TASK TO CARRY OUT => Identify each line below containing the string "color" and copy it.
#### MATERIAL SUPPLIED
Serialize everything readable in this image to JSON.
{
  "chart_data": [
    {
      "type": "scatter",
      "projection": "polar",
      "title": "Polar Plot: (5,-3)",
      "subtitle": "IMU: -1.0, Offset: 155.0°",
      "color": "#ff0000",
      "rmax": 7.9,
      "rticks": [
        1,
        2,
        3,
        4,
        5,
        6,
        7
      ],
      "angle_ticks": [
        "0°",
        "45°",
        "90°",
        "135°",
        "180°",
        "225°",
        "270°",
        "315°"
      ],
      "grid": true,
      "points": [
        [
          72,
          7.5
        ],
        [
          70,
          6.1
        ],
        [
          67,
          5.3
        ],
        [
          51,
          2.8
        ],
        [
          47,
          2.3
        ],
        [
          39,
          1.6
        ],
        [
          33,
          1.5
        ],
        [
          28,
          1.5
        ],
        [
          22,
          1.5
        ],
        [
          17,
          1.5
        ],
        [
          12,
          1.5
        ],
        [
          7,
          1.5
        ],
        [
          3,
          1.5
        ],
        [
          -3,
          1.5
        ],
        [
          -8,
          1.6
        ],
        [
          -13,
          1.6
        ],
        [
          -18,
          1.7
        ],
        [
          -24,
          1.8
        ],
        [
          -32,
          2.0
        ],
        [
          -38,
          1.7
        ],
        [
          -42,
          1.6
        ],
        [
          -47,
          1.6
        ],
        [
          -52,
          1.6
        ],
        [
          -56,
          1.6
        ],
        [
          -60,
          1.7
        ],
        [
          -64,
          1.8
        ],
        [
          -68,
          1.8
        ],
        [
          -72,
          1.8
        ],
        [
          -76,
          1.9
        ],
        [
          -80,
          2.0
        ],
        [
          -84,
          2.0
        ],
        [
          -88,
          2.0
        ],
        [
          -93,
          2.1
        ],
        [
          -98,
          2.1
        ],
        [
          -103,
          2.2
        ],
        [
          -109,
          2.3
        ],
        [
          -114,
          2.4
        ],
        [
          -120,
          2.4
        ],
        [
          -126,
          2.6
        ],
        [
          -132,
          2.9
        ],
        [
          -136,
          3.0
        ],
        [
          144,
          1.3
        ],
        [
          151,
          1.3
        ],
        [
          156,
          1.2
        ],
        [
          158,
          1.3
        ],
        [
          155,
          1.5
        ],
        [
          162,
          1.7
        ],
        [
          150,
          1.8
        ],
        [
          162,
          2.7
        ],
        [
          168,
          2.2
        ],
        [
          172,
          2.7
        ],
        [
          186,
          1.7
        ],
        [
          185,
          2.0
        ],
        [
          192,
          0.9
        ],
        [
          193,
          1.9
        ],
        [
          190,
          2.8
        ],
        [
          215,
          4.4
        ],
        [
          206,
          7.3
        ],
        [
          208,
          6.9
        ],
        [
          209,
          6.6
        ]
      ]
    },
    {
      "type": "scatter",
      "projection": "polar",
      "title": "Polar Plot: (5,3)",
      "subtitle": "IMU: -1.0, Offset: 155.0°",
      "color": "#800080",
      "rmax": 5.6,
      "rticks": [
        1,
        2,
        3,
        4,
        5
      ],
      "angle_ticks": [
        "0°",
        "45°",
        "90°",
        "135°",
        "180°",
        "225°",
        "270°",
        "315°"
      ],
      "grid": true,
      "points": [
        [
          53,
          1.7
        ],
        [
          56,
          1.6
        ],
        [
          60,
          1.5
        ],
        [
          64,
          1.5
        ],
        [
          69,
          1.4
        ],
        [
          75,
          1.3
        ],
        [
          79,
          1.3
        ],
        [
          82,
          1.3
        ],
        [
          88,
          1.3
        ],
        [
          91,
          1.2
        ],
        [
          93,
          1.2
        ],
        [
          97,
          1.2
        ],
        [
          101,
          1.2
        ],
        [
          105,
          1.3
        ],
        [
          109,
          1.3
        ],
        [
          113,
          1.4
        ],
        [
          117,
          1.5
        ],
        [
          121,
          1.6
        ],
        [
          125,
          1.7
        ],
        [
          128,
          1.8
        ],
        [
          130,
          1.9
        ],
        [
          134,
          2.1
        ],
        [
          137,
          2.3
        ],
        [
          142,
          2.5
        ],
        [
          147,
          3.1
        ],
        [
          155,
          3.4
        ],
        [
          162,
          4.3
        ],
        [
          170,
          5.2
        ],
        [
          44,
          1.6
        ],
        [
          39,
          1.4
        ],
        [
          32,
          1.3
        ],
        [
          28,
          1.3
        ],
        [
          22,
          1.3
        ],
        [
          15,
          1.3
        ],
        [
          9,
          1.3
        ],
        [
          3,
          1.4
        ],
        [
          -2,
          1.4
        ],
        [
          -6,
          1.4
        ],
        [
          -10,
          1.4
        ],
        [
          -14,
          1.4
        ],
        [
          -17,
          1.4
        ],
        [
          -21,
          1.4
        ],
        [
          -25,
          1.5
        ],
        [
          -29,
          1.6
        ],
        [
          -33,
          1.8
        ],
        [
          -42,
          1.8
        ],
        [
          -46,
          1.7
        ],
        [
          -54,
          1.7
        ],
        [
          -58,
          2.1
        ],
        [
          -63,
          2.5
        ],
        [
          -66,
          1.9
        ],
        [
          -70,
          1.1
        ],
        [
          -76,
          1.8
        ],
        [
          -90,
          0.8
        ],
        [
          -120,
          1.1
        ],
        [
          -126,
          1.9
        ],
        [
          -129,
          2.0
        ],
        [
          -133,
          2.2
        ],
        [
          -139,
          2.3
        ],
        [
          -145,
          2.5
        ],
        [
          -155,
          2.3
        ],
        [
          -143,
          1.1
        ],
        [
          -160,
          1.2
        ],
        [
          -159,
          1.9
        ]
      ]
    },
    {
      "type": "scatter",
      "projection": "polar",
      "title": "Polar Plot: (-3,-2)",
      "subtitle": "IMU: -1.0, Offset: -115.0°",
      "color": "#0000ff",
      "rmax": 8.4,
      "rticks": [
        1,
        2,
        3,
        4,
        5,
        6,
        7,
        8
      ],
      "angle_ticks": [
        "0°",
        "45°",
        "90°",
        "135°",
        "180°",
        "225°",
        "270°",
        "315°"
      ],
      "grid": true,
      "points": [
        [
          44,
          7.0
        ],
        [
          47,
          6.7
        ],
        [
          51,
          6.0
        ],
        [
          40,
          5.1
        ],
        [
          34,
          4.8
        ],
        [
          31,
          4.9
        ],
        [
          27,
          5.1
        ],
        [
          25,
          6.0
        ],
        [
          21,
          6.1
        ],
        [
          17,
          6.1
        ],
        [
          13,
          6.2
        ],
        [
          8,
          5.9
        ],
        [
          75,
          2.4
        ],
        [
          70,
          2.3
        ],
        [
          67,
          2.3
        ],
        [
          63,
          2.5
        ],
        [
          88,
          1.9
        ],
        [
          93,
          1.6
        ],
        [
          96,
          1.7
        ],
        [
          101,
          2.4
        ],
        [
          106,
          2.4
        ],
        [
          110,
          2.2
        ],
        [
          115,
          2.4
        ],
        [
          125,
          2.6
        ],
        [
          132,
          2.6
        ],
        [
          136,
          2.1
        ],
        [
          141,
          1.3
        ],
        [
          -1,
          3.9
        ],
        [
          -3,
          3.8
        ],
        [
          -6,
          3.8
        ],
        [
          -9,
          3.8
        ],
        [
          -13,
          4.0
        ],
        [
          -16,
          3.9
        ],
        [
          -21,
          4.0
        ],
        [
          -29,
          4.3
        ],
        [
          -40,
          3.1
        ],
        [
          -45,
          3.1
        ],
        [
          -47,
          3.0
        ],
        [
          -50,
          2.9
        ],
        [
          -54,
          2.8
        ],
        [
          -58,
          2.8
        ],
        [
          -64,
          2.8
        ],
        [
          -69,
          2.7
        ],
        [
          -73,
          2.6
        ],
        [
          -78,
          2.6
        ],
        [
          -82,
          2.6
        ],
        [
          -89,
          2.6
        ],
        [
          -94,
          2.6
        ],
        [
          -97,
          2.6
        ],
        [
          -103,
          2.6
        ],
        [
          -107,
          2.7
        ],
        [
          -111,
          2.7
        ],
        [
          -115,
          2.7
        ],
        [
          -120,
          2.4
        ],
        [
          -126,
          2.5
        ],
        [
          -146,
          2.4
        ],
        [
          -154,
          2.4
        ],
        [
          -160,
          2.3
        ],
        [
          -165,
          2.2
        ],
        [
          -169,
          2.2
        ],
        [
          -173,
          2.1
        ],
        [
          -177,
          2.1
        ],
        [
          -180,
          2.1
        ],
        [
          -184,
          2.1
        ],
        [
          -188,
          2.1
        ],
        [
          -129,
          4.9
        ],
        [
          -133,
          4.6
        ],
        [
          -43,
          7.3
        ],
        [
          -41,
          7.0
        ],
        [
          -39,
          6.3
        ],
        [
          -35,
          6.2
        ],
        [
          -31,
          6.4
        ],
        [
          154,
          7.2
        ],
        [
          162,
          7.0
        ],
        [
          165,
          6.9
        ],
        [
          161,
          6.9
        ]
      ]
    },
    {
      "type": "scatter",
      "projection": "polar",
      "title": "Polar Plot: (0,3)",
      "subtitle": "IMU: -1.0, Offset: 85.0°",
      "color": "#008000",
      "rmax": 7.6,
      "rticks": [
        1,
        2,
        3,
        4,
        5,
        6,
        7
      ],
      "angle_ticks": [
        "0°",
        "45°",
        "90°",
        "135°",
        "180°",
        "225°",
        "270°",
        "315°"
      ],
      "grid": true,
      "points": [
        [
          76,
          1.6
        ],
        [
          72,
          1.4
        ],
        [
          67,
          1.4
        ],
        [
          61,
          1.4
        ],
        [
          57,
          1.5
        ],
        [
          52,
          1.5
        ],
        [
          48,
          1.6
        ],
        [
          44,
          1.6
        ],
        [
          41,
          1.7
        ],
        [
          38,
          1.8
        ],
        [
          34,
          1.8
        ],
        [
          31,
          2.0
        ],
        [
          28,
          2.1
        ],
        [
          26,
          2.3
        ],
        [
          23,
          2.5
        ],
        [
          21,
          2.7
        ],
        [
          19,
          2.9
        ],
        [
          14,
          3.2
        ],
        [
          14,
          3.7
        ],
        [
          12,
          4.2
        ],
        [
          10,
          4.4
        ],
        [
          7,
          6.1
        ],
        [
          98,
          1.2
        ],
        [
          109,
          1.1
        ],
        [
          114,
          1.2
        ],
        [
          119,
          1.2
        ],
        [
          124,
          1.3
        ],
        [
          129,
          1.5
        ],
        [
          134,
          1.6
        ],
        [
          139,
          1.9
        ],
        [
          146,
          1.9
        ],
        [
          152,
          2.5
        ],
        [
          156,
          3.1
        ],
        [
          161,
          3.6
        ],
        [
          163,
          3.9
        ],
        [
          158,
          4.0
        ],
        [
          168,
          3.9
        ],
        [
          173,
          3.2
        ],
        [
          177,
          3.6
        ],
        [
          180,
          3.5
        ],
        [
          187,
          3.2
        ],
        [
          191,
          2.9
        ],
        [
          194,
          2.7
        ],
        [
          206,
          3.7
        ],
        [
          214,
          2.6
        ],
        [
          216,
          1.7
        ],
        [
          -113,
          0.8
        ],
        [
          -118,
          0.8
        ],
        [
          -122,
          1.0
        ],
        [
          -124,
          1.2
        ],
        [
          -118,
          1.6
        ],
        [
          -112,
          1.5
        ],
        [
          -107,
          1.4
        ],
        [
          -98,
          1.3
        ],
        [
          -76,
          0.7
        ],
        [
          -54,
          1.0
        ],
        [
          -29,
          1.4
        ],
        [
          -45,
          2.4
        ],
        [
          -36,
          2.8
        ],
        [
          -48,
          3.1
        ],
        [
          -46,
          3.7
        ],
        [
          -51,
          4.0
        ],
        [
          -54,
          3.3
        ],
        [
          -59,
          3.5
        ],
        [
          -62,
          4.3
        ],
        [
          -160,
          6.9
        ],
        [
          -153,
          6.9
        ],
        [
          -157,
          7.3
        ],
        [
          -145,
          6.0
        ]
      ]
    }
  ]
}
########
ANSWER FOR THE TASK =>
      "color": "#ff0000",
      "color": "#800080",
      "color": "#0000ff",
      "color": "#008000",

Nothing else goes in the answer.